Answer with a single number: the count of lines that include the string "title".

(Figure dataset records)
⁂

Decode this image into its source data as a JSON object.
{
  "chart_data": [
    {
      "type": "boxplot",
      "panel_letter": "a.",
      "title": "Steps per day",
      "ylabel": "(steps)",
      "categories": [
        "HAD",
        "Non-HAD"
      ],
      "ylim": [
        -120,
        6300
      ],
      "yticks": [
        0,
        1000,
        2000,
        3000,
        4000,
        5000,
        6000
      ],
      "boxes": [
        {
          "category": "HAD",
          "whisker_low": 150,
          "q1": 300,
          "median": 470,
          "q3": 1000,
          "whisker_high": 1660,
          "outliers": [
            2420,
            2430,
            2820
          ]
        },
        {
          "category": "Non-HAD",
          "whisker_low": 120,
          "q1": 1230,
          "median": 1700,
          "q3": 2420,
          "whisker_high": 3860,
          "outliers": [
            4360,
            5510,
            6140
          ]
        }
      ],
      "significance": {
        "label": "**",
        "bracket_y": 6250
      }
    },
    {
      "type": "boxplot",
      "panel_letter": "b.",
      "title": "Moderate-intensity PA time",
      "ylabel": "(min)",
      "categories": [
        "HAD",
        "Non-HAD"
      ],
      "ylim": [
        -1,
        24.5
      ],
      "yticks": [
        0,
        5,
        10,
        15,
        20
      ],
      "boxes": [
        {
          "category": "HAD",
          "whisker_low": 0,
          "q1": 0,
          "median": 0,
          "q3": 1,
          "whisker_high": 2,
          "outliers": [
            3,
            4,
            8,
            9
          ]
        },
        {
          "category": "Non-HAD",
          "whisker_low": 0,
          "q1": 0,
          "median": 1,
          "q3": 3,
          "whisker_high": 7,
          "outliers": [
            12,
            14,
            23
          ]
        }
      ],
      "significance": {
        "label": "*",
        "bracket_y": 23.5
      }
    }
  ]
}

⁂

Answer in full
2